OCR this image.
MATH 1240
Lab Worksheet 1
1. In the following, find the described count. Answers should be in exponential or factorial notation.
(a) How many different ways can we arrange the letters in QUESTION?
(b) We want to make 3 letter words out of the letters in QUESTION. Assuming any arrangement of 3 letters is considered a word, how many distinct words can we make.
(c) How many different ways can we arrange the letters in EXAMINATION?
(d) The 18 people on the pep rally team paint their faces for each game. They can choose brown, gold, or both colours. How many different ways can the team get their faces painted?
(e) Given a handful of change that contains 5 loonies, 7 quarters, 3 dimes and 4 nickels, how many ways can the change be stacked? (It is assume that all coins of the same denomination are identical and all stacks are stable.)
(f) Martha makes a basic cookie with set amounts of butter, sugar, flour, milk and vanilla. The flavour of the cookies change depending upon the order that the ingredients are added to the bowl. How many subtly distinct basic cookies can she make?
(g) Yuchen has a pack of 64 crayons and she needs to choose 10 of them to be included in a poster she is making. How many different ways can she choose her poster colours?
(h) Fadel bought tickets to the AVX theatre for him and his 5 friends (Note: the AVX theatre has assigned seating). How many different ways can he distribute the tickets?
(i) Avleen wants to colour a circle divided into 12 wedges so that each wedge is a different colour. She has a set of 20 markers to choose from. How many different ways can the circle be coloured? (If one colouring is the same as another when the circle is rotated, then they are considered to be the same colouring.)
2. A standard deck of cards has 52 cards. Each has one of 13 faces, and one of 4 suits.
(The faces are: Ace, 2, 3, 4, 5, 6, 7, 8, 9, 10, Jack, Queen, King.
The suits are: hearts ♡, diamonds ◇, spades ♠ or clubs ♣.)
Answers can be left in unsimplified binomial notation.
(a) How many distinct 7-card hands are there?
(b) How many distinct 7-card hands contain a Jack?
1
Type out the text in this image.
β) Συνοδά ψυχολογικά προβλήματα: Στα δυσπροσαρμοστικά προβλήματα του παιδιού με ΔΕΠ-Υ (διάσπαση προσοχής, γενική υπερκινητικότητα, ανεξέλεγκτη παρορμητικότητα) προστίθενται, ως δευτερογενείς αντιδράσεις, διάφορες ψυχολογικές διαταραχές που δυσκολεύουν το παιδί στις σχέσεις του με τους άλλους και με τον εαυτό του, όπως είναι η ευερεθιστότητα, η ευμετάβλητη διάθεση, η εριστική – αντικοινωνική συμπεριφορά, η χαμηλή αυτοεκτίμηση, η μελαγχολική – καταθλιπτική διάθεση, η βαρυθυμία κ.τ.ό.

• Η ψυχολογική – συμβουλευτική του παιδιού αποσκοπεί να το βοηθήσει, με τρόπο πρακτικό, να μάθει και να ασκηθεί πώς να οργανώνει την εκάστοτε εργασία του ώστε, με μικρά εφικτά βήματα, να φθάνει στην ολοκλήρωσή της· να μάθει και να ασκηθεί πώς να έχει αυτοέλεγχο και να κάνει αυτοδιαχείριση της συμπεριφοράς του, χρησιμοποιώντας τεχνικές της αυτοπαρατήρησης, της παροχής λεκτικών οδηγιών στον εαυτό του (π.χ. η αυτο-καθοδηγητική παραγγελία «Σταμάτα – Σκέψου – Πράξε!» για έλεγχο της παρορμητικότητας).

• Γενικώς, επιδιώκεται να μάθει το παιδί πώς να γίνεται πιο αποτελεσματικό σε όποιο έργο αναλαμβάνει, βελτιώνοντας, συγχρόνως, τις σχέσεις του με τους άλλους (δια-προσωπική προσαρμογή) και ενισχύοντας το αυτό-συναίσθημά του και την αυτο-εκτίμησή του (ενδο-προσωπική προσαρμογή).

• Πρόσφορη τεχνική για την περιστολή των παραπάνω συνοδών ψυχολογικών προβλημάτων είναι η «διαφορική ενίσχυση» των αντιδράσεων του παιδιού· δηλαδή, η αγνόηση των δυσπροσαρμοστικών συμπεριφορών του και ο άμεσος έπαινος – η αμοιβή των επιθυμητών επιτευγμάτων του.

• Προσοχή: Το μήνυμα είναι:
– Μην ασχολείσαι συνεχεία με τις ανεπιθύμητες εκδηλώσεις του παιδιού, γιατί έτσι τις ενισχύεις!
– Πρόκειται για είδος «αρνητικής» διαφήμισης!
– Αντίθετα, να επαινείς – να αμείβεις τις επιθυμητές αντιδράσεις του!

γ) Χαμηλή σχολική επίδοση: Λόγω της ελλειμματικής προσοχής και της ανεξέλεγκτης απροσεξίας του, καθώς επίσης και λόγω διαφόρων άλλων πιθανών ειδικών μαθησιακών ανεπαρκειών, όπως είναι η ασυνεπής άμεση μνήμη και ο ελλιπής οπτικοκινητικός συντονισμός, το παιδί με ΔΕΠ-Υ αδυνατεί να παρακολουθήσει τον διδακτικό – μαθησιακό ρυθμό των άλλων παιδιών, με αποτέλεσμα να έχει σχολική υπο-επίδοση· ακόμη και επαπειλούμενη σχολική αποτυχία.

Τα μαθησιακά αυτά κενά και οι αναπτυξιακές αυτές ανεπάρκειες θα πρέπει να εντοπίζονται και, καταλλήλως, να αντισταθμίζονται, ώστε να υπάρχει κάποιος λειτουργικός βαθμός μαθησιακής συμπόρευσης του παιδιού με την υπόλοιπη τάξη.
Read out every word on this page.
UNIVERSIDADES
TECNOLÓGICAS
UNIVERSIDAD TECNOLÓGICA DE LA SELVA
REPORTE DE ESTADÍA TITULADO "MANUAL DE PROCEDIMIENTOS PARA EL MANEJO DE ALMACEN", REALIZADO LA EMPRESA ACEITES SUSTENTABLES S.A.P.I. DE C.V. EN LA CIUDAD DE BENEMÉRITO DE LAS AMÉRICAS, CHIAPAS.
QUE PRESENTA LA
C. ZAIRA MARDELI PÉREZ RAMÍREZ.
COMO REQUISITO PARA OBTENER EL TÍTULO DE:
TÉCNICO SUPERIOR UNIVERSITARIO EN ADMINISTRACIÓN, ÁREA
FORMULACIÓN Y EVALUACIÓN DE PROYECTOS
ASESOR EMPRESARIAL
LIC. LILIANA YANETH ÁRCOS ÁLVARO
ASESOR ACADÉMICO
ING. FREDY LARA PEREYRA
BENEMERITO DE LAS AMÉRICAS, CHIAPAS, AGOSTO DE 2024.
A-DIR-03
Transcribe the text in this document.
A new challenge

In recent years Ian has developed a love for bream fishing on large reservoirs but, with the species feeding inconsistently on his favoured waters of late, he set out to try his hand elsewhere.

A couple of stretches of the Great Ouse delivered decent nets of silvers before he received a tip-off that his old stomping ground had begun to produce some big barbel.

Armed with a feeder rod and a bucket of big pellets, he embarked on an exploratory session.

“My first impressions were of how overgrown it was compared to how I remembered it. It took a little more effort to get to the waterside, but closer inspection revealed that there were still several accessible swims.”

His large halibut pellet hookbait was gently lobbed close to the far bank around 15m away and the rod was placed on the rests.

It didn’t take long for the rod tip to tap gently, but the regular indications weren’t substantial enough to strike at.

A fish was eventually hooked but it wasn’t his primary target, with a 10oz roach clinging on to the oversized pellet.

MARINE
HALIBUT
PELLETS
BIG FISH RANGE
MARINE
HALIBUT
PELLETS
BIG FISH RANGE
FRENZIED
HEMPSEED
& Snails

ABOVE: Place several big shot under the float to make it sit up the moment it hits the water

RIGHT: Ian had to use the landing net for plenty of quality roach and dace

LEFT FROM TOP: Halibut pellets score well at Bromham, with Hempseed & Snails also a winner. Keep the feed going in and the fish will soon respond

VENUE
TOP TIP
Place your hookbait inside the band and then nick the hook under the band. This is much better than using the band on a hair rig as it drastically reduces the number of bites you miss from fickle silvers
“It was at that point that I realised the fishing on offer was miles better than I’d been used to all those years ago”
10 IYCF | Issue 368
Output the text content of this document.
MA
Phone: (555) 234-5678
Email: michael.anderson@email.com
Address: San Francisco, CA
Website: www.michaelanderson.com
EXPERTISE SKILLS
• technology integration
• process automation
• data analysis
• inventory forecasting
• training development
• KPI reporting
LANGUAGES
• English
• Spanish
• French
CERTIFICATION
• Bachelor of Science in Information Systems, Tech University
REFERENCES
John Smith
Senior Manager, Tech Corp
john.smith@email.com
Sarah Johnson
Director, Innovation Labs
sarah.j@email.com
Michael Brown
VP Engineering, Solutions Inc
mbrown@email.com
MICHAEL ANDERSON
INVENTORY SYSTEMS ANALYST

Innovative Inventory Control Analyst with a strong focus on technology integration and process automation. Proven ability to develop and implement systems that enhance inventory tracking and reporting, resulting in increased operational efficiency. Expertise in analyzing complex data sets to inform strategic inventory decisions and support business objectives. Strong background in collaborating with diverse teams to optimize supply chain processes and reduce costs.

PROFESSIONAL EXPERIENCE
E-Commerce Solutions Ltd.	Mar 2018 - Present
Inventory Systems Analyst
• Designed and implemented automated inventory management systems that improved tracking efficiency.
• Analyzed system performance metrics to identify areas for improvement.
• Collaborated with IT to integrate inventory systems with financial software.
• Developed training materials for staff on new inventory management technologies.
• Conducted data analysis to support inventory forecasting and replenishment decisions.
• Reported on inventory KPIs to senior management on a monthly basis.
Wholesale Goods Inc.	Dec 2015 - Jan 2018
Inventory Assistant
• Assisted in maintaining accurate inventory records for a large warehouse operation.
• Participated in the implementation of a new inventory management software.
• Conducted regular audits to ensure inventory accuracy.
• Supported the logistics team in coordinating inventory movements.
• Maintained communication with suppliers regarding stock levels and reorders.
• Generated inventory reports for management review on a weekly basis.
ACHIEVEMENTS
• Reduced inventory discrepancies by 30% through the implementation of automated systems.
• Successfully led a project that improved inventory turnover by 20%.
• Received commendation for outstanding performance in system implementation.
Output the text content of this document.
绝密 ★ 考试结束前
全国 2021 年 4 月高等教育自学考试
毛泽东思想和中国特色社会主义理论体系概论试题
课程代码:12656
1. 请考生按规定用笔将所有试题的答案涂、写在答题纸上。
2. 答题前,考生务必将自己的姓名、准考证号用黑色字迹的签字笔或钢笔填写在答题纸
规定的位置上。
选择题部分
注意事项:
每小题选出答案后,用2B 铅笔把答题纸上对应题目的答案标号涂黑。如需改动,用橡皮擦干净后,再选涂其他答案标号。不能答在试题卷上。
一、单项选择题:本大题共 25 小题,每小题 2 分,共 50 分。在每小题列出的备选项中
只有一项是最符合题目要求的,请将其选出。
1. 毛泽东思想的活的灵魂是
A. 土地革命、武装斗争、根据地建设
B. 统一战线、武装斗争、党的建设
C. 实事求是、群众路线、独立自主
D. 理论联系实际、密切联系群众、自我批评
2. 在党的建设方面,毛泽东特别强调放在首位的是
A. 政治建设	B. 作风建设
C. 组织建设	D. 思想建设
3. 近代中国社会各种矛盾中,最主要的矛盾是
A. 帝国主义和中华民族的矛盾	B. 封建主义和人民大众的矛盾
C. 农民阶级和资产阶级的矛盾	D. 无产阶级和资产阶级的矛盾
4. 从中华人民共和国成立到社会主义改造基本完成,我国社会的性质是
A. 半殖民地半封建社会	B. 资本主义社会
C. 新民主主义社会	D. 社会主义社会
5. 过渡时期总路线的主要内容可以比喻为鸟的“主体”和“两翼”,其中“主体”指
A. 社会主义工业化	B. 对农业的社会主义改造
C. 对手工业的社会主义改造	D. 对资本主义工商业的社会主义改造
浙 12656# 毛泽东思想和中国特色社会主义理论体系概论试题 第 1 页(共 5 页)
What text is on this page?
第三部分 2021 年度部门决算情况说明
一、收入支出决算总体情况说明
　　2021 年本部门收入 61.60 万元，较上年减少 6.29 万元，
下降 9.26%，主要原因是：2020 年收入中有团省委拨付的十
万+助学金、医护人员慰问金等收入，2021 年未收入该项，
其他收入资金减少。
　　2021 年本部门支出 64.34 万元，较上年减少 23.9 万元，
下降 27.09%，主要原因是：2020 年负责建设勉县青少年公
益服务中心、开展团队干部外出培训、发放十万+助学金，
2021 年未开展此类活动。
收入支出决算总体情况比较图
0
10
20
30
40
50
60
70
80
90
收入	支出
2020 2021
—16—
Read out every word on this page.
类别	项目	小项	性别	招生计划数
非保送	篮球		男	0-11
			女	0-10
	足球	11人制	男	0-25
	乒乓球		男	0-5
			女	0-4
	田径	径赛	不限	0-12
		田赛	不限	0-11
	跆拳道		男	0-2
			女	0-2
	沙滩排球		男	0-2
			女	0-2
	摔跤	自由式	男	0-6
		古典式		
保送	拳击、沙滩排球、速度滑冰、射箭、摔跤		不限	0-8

■ Description of the task
Consider the entries above and return each line with the string "than".

■ Output for this task
Place your hookbait inside the band and then nick the hook under the band. This is much better than using the band on a hair rig as it drastically reduces the number of bites you miss from fickle silvers
“It was at that point that I realised the fishing on offer was miles better than I’d been used to all those years ago”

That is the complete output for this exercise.